**WORK INSTRUCTIONS:** Set down the full listing exactly as given. Any pictures are to be left out.

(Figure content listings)
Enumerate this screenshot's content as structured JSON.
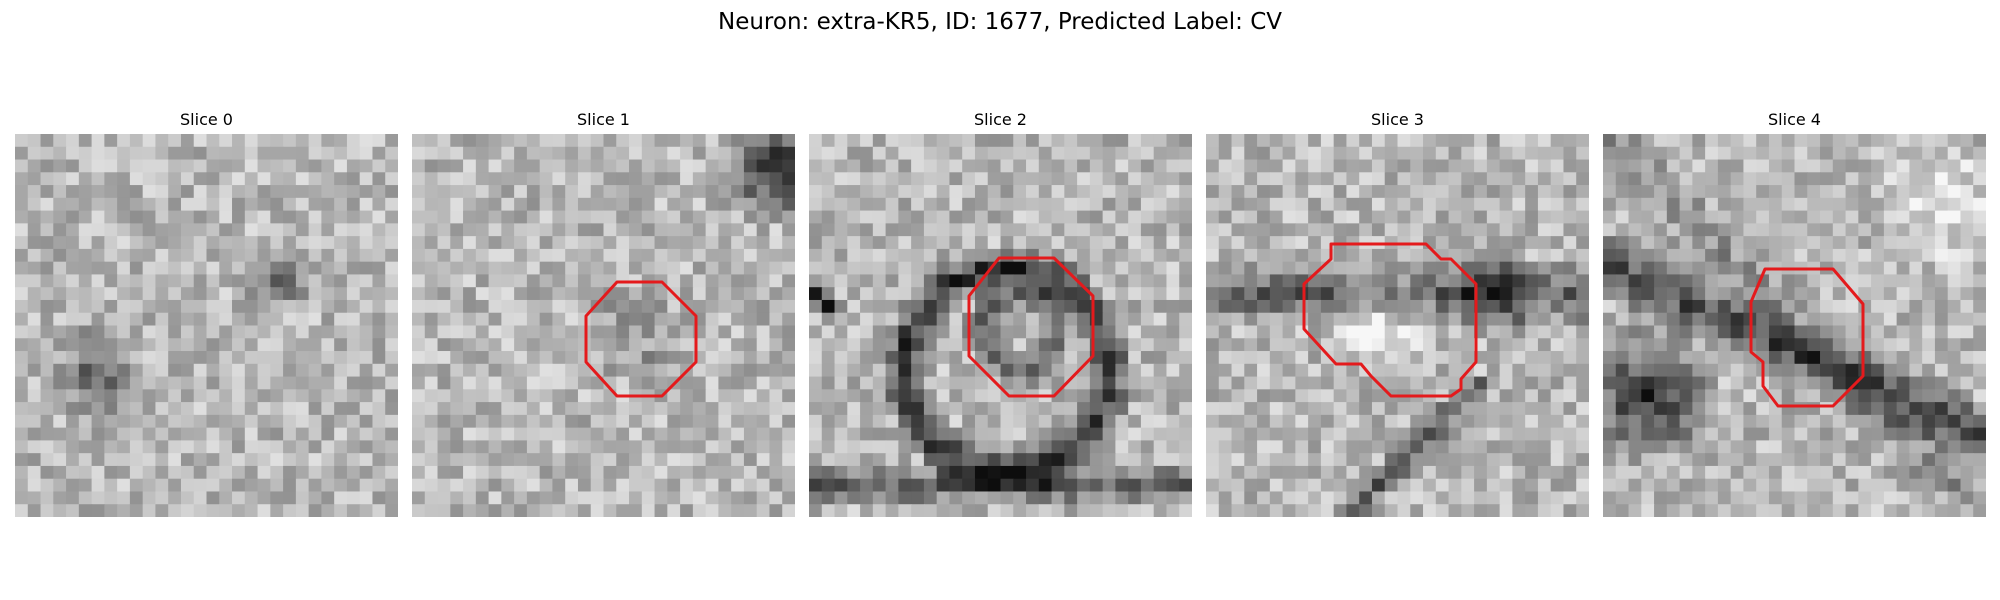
{
  "figure": {
    "title": "Neuron: extra-KR5, ID: 1677, Predicted Label: CV"
  },
  "panels": [
    {
      "title": "Slice 0",
      "has_contour": false
    },
    {
      "title": "Slice 1",
      "has_contour": true
    },
    {
      "title": "Slice 2",
      "has_contour": true
    },
    {
      "title": "Slice 3",
      "has_contour": true
    },
    {
      "title": "Slice 4",
      "has_contour": true
    }
  ],
  "colors": {
    "contour": "#e41a1c",
    "background": "#ffffff"
  },
  "colormap": "gray"
}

**ANSWER TO THIS TASK:**
Enumerate this screenshot's content as structured JSON.
{
  "figure": {
    "title": "Neuron: extra-KR5, ID: 1677, Predicted Label: CV"
  },
  "panels": [
    {
      "title": "Slice 0",
      "has_contour": false
    },
    {
      "title": "Slice 1",
      "has_contour": true
    },
    {
      "title": "Slice 2",
      "has_contour": true
    },
    {
      "title": "Slice 3",
      "has_contour": true
    },
    {
      "title": "Slice 4",
      "has_contour": true
    }
  ],
  "colors": {
    "contour": "#e41a1c",
    "background": "#ffffff"
  },
  "colormap": "gray"
}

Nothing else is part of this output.